## Task brief
Repeat the listing in full, word for word.

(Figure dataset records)
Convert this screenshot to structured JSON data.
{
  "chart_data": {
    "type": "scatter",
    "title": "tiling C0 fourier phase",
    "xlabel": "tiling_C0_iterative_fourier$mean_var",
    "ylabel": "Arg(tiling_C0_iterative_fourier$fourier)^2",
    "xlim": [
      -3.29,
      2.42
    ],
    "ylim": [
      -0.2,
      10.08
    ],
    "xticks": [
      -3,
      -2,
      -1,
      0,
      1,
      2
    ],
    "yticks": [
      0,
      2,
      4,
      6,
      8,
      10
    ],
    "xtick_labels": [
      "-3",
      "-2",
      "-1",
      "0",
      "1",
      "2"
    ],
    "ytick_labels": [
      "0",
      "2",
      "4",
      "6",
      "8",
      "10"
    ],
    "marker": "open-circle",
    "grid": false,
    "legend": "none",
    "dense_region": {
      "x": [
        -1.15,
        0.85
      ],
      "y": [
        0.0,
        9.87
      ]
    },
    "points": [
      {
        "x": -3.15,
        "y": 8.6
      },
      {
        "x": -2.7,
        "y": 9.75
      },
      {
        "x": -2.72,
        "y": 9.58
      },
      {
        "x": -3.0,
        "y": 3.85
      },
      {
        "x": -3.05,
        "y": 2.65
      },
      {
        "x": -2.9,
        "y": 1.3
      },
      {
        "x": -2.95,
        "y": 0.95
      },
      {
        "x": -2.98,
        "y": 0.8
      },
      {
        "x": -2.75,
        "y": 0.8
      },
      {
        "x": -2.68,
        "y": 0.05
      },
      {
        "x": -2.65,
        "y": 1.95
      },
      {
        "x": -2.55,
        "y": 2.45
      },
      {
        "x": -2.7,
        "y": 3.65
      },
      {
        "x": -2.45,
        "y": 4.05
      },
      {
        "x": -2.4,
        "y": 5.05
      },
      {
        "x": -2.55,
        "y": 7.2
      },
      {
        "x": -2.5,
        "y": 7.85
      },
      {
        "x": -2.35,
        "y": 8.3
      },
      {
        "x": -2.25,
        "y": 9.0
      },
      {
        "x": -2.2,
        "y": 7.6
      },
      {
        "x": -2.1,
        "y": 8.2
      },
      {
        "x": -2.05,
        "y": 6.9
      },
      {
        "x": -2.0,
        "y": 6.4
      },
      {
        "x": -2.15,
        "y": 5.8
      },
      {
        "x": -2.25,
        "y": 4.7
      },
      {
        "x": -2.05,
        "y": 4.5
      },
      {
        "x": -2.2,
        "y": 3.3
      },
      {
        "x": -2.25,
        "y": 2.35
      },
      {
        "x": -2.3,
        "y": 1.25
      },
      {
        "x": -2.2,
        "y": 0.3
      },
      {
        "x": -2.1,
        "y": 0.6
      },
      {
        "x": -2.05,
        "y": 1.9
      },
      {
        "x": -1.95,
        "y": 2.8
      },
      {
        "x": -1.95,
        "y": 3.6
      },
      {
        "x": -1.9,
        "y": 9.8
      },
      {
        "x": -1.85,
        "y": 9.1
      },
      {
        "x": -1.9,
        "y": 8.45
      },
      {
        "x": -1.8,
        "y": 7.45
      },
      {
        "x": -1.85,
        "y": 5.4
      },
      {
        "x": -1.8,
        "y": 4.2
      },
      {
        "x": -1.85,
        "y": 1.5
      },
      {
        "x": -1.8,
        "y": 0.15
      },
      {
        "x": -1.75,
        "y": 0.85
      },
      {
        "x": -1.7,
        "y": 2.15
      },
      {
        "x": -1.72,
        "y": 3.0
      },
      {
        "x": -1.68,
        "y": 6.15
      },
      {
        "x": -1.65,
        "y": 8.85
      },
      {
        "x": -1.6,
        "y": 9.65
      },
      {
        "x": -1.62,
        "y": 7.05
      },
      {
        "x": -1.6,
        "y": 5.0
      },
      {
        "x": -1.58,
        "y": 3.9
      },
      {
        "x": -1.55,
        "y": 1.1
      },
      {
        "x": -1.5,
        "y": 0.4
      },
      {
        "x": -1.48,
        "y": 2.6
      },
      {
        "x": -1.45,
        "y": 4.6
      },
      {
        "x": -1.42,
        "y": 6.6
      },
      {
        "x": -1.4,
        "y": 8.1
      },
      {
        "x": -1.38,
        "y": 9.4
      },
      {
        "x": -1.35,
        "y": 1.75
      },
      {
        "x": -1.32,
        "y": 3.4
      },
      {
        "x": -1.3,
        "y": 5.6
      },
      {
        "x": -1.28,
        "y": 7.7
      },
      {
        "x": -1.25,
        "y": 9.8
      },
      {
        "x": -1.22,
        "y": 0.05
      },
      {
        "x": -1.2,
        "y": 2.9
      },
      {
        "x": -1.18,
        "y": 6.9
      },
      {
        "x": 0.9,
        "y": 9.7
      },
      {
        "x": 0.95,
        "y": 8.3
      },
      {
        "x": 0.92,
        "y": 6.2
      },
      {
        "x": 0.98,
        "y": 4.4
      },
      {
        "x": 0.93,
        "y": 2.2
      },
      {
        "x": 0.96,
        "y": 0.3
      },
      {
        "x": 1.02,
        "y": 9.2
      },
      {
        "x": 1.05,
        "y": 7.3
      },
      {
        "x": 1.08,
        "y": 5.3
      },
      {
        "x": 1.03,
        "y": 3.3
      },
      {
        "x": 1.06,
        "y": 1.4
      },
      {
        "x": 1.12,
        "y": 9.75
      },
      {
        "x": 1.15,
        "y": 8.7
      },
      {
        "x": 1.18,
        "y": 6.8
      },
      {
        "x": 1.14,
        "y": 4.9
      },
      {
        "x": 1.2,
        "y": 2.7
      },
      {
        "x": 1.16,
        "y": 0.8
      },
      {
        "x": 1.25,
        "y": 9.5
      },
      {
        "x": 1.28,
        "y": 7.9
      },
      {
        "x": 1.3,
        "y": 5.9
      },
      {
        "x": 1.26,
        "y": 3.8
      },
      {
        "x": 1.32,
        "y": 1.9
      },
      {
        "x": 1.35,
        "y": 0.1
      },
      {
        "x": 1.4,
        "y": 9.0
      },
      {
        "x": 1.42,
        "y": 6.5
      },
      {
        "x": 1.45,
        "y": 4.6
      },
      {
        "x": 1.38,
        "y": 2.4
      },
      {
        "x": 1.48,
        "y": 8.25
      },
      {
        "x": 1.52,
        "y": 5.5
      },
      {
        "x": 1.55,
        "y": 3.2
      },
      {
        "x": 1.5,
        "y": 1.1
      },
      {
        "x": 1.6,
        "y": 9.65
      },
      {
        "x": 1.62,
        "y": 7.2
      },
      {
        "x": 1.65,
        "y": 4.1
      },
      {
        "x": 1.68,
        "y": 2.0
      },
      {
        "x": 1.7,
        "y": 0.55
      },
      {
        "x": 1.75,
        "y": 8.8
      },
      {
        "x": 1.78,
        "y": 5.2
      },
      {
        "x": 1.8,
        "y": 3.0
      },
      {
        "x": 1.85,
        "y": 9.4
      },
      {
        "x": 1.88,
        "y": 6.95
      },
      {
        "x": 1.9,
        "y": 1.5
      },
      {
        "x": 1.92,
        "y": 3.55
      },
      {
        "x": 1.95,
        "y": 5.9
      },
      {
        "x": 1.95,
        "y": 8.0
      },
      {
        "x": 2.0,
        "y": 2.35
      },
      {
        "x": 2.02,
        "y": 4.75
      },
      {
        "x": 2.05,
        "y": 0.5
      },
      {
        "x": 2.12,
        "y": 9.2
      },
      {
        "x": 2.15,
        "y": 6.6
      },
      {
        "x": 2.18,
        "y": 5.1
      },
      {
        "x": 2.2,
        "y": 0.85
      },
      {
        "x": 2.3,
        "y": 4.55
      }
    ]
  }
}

## Expected answer
Convert this screenshot to structured JSON data.
{
  "chart_data": {
    "type": "scatter",
    "title": "tiling C0 fourier phase",
    "xlabel": "tiling_C0_iterative_fourier$mean_var",
    "ylabel": "Arg(tiling_C0_iterative_fourier$fourier)^2",
    "xlim": [
      -3.29,
      2.42
    ],
    "ylim": [
      -0.2,
      10.08
    ],
    "xticks": [
      -3,
      -2,
      -1,
      0,
      1,
      2
    ],
    "yticks": [
      0,
      2,
      4,
      6,
      8,
      10
    ],
    "xtick_labels": [
      "-3",
      "-2",
      "-1",
      "0",
      "1",
      "2"
    ],
    "ytick_labels": [
      "0",
      "2",
      "4",
      "6",
      "8",
      "10"
    ],
    "marker": "open-circle",
    "grid": false,
    "legend": "none",
    "dense_region": {
      "x": [
        -1.15,
        0.85
      ],
      "y": [
        0.0,
        9.87
      ]
    },
    "points": [
      {
        "x": -3.15,
        "y": 8.6
      },
      {
        "x": -2.7,
        "y": 9.75
      },
      {
        "x": -2.72,
        "y": 9.58
      },
      {
        "x": -3.0,
        "y": 3.85
      },
      {
        "x": -3.05,
        "y": 2.65
      },
      {
        "x": -2.9,
        "y": 1.3
      },
      {
        "x": -2.95,
        "y": 0.95
      },
      {
        "x": -2.98,
        "y": 0.8
      },
      {
        "x": -2.75,
        "y": 0.8
      },
      {
        "x": -2.68,
        "y": 0.05
      },
      {
        "x": -2.65,
        "y": 1.95
      },
      {
        "x": -2.55,
        "y": 2.45
      },
      {
        "x": -2.7,
        "y": 3.65
      },
      {
        "x": -2.45,
        "y": 4.05
      },
      {
        "x": -2.4,
        "y": 5.05
      },
      {
        "x": -2.55,
        "y": 7.2
      },
      {
        "x": -2.5,
        "y": 7.85
      },
      {
        "x": -2.35,
        "y": 8.3
      },
      {
        "x": -2.25,
        "y": 9.0
      },
      {
        "x": -2.2,
        "y": 7.6
      },
      {
        "x": -2.1,
        "y": 8.2
      },
      {
        "x": -2.05,
        "y": 6.9
      },
      {
        "x": -2.0,
        "y": 6.4
      },
      {
        "x": -2.15,
        "y": 5.8
      },
      {
        "x": -2.25,
        "y": 4.7
      },
      {
        "x": -2.05,
        "y": 4.5
      },
      {
        "x": -2.2,
        "y": 3.3
      },
      {
        "x": -2.25,
        "y": 2.35
      },
      {
        "x": -2.3,
        "y": 1.25
      },
      {
        "x": -2.2,
        "y": 0.3
      },
      {
        "x": -2.1,
        "y": 0.6
      },
      {
        "x": -2.05,
        "y": 1.9
      },
      {
        "x": -1.95,
        "y": 2.8
      },
      {
        "x": -1.95,
        "y": 3.6
      },
      {
        "x": -1.9,
        "y": 9.8
      },
      {
        "x": -1.85,
        "y": 9.1
      },
      {
        "x": -1.9,
        "y": 8.45
      },
      {
        "x": -1.8,
        "y": 7.45
      },
      {
        "x": -1.85,
        "y": 5.4
      },
      {
        "x": -1.8,
        "y": 4.2
      },
      {
        "x": -1.85,
        "y": 1.5
      },
      {
        "x": -1.8,
        "y": 0.15
      },
      {
        "x": -1.75,
        "y": 0.85
      },
      {
        "x": -1.7,
        "y": 2.15
      },
      {
        "x": -1.72,
        "y": 3.0
      },
      {
        "x": -1.68,
        "y": 6.15
      },
      {
        "x": -1.65,
        "y": 8.85
      },
      {
        "x": -1.6,
        "y": 9.65
      },
      {
        "x": -1.62,
        "y": 7.05
      },
      {
        "x": -1.6,
        "y": 5.0
      },
      {
        "x": -1.58,
        "y": 3.9
      },
      {
        "x": -1.55,
        "y": 1.1
      },
      {
        "x": -1.5,
        "y": 0.4
      },
      {
        "x": -1.48,
        "y": 2.6
      },
      {
        "x": -1.45,
        "y": 4.6
      },
      {
        "x": -1.42,
        "y": 6.6
      },
      {
        "x": -1.4,
        "y": 8.1
      },
      {
        "x": -1.38,
        "y": 9.4
      },
      {
        "x": -1.35,
        "y": 1.75
      },
      {
        "x": -1.32,
        "y": 3.4
      },
      {
        "x": -1.3,
        "y": 5.6
      },
      {
        "x": -1.28,
        "y": 7.7
      },
      {
        "x": -1.25,
        "y": 9.8
      },
      {
        "x": -1.22,
        "y": 0.05
      },
      {
        "x": -1.2,
        "y": 2.9
      },
      {
        "x": -1.18,
        "y": 6.9
      },
      {
        "x": 0.9,
        "y": 9.7
      },
      {
        "x": 0.95,
        "y": 8.3
      },
      {
        "x": 0.92,
        "y": 6.2
      },
      {
        "x": 0.98,
        "y": 4.4
      },
      {
        "x": 0.93,
        "y": 2.2
      },
      {
        "x": 0.96,
        "y": 0.3
      },
      {
        "x": 1.02,
        "y": 9.2
      },
      {
        "x": 1.05,
        "y": 7.3
      },
      {
        "x": 1.08,
        "y": 5.3
      },
      {
        "x": 1.03,
        "y": 3.3
      },
      {
        "x": 1.06,
        "y": 1.4
      },
      {
        "x": 1.12,
        "y": 9.75
      },
      {
        "x": 1.15,
        "y": 8.7
      },
      {
        "x": 1.18,
        "y": 6.8
      },
      {
        "x": 1.14,
        "y": 4.9
      },
      {
        "x": 1.2,
        "y": 2.7
      },
      {
        "x": 1.16,
        "y": 0.8
      },
      {
        "x": 1.25,
        "y": 9.5
      },
      {
        "x": 1.28,
        "y": 7.9
      },
      {
        "x": 1.3,
        "y": 5.9
      },
      {
        "x": 1.26,
        "y": 3.8
      },
      {
        "x": 1.32,
        "y": 1.9
      },
      {
        "x": 1.35,
        "y": 0.1
      },
      {
        "x": 1.4,
        "y": 9.0
      },
      {
        "x": 1.42,
        "y": 6.5
      },
      {
        "x": 1.45,
        "y": 4.6
      },
      {
        "x": 1.38,
        "y": 2.4
      },
      {
        "x": 1.48,
        "y": 8.25
      },
      {
        "x": 1.52,
        "y": 5.5
      },
      {
        "x": 1.55,
        "y": 3.2
      },
      {
        "x": 1.5,
        "y": 1.1
      },
      {
        "x": 1.6,
        "y": 9.65
      },
      {
        "x": 1.62,
        "y": 7.2
      },
      {
        "x": 1.65,
        "y": 4.1
      },
      {
        "x": 1.68,
        "y": 2.0
      },
      {
        "x": 1.7,
        "y": 0.55
      },
      {
        "x": 1.75,
        "y": 8.8
      },
      {
        "x": 1.78,
        "y": 5.2
      },
      {
        "x": 1.8,
        "y": 3.0
      },
      {
        "x": 1.85,
        "y": 9.4
      },
      {
        "x": 1.88,
        "y": 6.95
      },
      {
        "x": 1.9,
        "y": 1.5
      },
      {
        "x": 1.92,
        "y": 3.55
      },
      {
        "x": 1.95,
        "y": 5.9
      },
      {
        "x": 1.95,
        "y": 8.0
      },
      {
        "x": 2.0,
        "y": 2.35
      },
      {
        "x": 2.02,
        "y": 4.75
      },
      {
        "x": 2.05,
        "y": 0.5
      },
      {
        "x": 2.12,
        "y": 9.2
      },
      {
        "x": 2.15,
        "y": 6.6
      },
      {
        "x": 2.18,
        "y": 5.1
      },
      {
        "x": 2.2,
        "y": 0.85
      },
      {
        "x": 2.3,
        "y": 4.55
      }
    ]
  }
}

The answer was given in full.